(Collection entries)
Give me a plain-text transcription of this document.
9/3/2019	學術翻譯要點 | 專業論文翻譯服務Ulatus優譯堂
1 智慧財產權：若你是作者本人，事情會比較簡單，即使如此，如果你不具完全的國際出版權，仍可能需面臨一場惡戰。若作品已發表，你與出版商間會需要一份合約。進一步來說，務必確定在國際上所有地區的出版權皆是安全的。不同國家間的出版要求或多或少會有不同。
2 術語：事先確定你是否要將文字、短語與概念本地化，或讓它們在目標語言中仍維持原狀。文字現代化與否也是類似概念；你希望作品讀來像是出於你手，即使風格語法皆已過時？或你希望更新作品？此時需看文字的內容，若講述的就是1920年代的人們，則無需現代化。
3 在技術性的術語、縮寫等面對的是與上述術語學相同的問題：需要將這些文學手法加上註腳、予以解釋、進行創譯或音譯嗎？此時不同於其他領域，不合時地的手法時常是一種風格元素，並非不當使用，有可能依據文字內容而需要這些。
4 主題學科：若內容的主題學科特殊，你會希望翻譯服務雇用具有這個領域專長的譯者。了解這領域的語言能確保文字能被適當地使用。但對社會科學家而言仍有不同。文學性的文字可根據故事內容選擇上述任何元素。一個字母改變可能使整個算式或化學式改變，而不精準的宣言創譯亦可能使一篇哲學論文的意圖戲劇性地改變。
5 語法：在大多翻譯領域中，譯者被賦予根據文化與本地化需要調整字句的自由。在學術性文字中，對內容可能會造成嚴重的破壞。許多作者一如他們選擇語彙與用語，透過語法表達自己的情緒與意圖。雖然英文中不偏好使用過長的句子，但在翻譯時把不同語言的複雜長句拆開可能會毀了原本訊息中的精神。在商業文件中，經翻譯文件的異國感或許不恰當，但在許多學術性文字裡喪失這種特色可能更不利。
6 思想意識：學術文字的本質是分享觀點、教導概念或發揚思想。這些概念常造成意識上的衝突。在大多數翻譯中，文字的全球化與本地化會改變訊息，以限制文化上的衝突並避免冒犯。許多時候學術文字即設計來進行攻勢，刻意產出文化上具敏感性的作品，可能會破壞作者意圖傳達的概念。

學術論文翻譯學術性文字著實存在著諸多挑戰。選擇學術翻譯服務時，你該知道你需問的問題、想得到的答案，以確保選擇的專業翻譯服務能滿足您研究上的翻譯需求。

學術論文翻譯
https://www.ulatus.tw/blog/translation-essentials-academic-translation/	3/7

**Written task**
Exactly reproduce every line of the data above.

**Complete response**
Give me a plain-text transcription of this document.
9/3/2019	學術翻譯要點 | 專業論文翻譯服務Ulatus優譯堂
1 智慧財產權：若你是作者本人，事情會比較簡單，即使如此，如果你不具完全的國際出版權，仍可能需面臨一場惡戰。若作品已發表，你與出版商間會需要一份合約。進一步來說，務必確定在國際上所有地區的出版權皆是安全的。不同國家間的出版要求或多或少會有不同。
2 術語：事先確定你是否要將文字、短語與概念本地化，或讓它們在目標語言中仍維持原狀。文字現代化與否也是類似概念；你希望作品讀來像是出於你手，即使風格語法皆已過時？或你希望更新作品？此時需看文字的內容，若講述的就是1920年代的人們，則無需現代化。
3 在技術性的術語、縮寫等面對的是與上述術語學相同的問題：需要將這些文學手法加上註腳、予以解釋、進行創譯或音譯嗎？此時不同於其他領域，不合時地的手法時常是一種風格元素，並非不當使用，有可能依據文字內容而需要這些。
4 主題學科：若內容的主題學科特殊，你會希望翻譯服務雇用具有這個領域專長的譯者。了解這領域的語言能確保文字能被適當地使用。但對社會科學家而言仍有不同。文學性的文字可根據故事內容選擇上述任何元素。一個字母改變可能使整個算式或化學式改變，而不精準的宣言創譯亦可能使一篇哲學論文的意圖戲劇性地改變。
5 語法：在大多翻譯領域中，譯者被賦予根據文化與本地化需要調整字句的自由。在學術性文字中，對內容可能會造成嚴重的破壞。許多作者一如他們選擇語彙與用語，透過語法表達自己的情緒與意圖。雖然英文中不偏好使用過長的句子，但在翻譯時把不同語言的複雜長句拆開可能會毀了原本訊息中的精神。在商業文件中，經翻譯文件的異國感或許不恰當，但在許多學術性文字裡喪失這種特色可能更不利。
6 思想意識：學術文字的本質是分享觀點、教導概念或發揚思想。這些概念常造成意識上的衝突。在大多數翻譯中，文字的全球化與本地化會改變訊息，以限制文化上的衝突並避免冒犯。許多時候學術文字即設計來進行攻勢，刻意產出文化上具敏感性的作品，可能會破壞作者意圖傳達的概念。

學術論文翻譯學術性文字著實存在著諸多挑戰。選擇學術翻譯服務時，你該知道你需問的問題、想得到的答案，以確保選擇的專業翻譯服務能滿足您研究上的翻譯需求。

學術論文翻譯
https://www.ulatus.tw/blog/translation-essentials-academic-translation/	3/7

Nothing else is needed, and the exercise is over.